== Extracted records ==
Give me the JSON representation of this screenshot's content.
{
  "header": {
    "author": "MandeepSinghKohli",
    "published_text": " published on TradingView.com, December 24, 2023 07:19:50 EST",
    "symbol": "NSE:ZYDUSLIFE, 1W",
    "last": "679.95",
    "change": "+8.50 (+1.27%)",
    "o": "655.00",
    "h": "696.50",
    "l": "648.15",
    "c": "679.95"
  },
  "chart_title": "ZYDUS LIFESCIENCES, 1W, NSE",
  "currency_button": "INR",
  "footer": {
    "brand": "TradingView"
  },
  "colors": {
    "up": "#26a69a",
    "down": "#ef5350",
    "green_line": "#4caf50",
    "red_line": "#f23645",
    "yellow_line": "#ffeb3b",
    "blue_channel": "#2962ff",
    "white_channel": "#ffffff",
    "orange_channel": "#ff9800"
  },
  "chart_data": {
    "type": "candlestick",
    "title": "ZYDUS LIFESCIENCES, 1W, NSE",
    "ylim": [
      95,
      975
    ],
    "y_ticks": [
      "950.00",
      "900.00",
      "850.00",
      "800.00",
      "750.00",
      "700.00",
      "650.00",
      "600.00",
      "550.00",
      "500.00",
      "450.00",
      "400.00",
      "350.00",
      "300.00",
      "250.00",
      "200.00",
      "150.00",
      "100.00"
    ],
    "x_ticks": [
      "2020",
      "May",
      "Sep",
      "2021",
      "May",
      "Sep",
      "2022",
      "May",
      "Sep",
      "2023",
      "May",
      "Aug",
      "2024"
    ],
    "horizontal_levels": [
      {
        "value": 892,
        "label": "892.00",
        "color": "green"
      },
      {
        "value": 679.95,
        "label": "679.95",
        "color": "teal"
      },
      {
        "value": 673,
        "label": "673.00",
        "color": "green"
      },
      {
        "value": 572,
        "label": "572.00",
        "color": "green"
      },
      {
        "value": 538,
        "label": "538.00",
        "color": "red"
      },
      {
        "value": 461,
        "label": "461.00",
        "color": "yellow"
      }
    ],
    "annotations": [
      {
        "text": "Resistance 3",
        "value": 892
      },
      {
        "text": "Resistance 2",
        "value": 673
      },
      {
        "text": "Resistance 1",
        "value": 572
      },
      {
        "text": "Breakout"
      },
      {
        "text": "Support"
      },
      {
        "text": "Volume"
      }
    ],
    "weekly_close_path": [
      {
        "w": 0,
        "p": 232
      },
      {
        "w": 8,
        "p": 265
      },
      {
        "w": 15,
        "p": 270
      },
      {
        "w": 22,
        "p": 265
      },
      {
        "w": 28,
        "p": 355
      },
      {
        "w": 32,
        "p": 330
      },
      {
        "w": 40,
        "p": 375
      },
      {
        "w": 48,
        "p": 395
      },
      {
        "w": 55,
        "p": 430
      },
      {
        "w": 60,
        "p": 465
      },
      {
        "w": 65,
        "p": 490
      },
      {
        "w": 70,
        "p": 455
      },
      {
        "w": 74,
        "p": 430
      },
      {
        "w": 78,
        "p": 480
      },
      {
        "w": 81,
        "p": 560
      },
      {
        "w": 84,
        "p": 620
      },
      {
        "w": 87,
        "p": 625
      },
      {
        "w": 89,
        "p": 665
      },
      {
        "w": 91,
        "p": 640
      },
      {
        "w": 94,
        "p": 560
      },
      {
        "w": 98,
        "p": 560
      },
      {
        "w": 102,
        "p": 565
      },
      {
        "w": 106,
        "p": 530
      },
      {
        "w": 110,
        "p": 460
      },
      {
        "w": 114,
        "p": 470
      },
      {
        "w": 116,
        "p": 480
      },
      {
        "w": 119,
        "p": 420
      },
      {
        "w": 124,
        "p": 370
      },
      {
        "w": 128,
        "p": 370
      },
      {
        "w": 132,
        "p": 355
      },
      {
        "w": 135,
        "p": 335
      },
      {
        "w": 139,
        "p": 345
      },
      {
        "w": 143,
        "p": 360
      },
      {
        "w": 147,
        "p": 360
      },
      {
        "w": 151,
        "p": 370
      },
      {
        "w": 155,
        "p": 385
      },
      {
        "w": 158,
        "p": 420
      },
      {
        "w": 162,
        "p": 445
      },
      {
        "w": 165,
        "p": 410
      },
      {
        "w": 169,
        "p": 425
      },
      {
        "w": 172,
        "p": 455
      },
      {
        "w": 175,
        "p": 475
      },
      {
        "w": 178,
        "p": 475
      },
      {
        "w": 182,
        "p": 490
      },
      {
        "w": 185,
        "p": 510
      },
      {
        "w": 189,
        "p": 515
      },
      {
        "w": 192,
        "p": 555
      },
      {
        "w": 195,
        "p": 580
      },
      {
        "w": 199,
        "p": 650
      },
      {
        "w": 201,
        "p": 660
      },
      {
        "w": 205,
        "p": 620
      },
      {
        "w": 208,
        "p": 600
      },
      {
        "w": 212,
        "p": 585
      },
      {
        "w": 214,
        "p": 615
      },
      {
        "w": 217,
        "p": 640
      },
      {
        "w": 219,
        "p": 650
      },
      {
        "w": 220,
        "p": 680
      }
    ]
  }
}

== Instructions to follow ==
Select the lines from the entries that include the word "TradingView".

== In response ==
    "published_text": " published on TradingView.com, December 24, 2023 07:19:50 EST",
    "brand": "TradingView"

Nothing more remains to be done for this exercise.